═══ Data ═══
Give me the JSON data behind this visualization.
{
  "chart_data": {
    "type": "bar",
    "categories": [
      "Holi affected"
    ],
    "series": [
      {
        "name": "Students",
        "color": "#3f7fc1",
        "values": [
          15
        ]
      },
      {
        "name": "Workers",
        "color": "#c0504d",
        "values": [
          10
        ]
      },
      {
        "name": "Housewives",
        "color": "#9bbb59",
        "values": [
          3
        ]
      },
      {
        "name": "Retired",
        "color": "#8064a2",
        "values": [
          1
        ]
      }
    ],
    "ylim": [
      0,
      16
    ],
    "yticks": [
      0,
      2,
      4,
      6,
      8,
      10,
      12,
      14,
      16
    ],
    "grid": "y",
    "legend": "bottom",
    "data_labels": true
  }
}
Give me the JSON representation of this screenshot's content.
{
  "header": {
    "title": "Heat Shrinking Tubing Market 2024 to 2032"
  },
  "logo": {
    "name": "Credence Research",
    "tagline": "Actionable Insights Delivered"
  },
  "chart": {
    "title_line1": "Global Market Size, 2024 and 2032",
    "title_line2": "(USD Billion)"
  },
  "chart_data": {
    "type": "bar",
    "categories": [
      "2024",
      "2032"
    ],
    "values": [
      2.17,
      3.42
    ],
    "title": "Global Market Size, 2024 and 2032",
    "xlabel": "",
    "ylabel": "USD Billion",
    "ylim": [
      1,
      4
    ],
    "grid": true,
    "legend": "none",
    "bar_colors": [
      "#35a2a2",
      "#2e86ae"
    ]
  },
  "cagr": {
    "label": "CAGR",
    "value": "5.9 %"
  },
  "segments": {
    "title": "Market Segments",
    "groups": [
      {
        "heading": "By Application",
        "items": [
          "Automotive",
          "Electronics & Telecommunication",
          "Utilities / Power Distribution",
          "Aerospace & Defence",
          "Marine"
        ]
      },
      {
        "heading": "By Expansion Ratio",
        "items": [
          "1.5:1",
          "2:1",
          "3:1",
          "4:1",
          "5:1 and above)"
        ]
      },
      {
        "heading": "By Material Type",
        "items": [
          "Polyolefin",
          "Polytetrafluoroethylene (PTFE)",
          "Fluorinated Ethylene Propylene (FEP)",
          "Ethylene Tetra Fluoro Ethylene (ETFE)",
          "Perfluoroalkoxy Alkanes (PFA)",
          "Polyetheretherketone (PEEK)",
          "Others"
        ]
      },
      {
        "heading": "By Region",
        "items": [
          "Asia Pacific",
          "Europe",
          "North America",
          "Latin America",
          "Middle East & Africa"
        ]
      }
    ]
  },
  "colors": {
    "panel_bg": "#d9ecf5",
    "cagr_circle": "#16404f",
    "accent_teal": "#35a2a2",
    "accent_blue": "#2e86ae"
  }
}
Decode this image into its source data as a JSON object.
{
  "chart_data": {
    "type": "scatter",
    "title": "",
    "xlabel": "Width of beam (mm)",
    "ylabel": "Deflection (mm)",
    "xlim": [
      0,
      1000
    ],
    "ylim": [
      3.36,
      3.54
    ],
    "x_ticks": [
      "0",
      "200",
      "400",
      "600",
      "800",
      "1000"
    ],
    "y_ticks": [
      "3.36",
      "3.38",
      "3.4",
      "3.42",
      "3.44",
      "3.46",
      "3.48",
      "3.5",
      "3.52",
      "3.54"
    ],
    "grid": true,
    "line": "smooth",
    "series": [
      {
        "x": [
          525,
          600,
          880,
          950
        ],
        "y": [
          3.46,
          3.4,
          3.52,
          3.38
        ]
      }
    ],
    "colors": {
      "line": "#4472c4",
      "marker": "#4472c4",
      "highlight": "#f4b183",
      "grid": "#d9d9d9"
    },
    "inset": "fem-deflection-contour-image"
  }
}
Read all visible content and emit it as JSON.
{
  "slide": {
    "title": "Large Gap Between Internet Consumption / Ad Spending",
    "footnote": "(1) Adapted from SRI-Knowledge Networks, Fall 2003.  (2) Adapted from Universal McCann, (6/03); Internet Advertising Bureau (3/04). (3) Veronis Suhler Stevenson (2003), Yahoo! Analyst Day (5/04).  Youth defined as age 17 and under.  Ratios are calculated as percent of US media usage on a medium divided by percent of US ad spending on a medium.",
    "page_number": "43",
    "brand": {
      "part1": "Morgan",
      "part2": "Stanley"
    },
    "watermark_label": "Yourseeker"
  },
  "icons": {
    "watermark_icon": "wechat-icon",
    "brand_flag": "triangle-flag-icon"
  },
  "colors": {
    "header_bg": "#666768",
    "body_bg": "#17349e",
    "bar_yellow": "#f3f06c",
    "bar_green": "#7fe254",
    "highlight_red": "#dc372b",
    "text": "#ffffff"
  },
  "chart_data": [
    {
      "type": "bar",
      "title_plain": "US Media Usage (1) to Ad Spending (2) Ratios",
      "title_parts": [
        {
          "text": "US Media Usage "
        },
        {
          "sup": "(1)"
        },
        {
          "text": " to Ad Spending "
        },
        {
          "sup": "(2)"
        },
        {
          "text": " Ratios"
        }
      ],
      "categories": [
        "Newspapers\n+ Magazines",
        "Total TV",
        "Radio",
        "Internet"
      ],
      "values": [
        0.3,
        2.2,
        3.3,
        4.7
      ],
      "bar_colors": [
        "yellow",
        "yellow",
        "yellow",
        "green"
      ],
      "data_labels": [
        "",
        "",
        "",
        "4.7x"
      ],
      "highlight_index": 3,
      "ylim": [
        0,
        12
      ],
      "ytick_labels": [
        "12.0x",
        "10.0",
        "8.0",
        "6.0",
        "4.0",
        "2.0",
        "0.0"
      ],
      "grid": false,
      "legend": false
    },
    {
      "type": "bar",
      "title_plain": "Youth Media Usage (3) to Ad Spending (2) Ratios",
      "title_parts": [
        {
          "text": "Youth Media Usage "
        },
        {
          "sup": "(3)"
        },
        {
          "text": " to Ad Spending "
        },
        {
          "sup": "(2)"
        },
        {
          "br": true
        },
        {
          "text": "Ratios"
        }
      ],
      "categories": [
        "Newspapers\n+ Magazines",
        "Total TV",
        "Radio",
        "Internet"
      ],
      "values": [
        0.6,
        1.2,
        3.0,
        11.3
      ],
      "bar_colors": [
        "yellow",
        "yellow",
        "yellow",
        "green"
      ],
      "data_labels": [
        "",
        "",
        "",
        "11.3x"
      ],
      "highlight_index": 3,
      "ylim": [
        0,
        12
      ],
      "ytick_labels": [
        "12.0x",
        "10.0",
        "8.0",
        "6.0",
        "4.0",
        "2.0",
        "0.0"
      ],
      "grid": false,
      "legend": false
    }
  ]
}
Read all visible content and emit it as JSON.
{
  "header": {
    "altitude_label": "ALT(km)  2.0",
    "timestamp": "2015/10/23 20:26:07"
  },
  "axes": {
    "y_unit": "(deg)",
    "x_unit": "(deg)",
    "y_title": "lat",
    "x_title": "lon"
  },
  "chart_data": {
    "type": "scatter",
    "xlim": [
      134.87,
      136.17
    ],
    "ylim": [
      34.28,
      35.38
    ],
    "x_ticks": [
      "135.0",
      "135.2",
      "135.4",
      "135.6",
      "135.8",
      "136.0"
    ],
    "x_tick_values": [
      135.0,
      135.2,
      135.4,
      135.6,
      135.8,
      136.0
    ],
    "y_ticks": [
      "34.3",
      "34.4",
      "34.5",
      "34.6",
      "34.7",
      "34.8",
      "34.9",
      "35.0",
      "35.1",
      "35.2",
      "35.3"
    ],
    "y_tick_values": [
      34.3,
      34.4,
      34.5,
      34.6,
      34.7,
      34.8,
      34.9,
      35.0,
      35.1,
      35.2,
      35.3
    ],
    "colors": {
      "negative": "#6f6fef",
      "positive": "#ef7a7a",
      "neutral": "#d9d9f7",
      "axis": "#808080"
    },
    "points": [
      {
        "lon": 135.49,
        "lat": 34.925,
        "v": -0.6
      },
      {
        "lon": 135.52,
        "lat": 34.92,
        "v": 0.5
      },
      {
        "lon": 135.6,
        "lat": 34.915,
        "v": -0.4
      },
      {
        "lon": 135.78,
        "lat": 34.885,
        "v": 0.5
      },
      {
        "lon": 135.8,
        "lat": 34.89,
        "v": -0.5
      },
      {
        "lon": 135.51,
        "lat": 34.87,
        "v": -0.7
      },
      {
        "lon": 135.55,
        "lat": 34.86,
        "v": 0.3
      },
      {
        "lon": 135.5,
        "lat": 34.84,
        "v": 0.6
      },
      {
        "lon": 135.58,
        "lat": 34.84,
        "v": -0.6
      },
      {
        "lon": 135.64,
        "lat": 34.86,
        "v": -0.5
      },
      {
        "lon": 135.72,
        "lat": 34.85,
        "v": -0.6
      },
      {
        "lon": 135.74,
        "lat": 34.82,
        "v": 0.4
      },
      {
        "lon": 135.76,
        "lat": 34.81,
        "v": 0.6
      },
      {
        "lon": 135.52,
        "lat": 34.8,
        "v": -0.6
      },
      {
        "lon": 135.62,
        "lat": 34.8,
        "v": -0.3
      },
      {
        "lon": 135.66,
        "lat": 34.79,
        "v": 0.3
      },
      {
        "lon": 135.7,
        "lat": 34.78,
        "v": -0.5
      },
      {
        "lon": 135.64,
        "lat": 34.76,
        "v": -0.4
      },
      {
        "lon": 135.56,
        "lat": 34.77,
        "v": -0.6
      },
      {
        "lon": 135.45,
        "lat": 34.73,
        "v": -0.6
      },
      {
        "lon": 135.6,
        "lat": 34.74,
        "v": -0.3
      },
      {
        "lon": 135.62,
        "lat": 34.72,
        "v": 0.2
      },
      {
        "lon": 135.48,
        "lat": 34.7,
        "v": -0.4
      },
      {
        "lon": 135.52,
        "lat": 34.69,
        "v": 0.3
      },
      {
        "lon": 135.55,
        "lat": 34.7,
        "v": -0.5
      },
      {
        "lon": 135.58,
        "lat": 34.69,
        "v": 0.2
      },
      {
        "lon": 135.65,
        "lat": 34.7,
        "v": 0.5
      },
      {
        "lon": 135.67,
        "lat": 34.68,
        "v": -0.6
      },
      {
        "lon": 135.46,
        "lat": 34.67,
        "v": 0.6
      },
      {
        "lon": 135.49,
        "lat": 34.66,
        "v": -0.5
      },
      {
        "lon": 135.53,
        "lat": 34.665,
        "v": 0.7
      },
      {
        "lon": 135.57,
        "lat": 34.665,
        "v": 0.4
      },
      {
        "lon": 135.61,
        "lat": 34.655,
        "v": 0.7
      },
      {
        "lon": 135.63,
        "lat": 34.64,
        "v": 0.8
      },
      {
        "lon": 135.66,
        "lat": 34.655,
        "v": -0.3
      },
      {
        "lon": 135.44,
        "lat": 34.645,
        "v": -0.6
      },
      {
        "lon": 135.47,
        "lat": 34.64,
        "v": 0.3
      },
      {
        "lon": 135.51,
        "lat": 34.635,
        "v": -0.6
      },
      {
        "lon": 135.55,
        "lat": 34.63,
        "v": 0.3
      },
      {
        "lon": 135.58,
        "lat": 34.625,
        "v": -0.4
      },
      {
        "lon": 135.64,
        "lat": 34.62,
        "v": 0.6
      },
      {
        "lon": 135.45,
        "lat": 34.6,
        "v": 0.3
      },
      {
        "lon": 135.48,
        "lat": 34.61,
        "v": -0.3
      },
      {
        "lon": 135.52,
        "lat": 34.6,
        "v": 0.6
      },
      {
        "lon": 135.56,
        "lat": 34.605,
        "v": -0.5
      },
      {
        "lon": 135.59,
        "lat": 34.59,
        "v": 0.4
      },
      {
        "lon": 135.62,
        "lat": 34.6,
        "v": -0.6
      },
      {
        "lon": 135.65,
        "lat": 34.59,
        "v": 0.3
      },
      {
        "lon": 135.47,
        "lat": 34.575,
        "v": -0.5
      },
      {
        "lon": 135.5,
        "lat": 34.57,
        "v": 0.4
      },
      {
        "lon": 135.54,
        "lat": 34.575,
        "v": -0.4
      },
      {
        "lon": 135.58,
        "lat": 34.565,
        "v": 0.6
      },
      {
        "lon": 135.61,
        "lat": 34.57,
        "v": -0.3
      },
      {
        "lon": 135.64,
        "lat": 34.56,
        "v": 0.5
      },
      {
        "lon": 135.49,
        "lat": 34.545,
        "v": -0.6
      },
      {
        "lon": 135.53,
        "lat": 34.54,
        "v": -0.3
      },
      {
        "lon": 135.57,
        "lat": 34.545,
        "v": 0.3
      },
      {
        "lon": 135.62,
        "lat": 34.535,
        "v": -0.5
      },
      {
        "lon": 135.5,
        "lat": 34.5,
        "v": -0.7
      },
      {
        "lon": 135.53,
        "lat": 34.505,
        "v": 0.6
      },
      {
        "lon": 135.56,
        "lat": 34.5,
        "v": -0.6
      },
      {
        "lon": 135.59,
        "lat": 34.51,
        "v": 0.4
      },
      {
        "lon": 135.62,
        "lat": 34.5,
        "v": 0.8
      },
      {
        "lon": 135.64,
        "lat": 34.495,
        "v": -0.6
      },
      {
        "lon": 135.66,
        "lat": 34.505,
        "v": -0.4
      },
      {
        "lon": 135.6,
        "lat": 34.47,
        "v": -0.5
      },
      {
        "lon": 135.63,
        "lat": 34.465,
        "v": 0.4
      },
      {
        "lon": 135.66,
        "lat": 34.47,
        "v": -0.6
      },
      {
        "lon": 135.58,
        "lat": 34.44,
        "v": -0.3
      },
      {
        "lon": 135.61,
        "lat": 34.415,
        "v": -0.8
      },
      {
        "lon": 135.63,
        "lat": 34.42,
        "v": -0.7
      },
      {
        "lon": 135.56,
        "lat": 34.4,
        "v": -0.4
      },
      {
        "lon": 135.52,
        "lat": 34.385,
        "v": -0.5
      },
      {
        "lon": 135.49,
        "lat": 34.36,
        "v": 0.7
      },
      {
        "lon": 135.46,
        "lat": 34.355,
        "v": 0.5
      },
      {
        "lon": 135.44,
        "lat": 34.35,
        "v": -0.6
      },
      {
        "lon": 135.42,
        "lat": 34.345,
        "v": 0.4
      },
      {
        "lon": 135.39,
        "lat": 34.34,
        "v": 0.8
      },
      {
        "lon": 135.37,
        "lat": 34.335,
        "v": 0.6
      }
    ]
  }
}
═══
# Directions:
Show all lines above holding "true".

# Task output:
    "data_labels": true
    "grid": true,
    "grid": true,
          "br": true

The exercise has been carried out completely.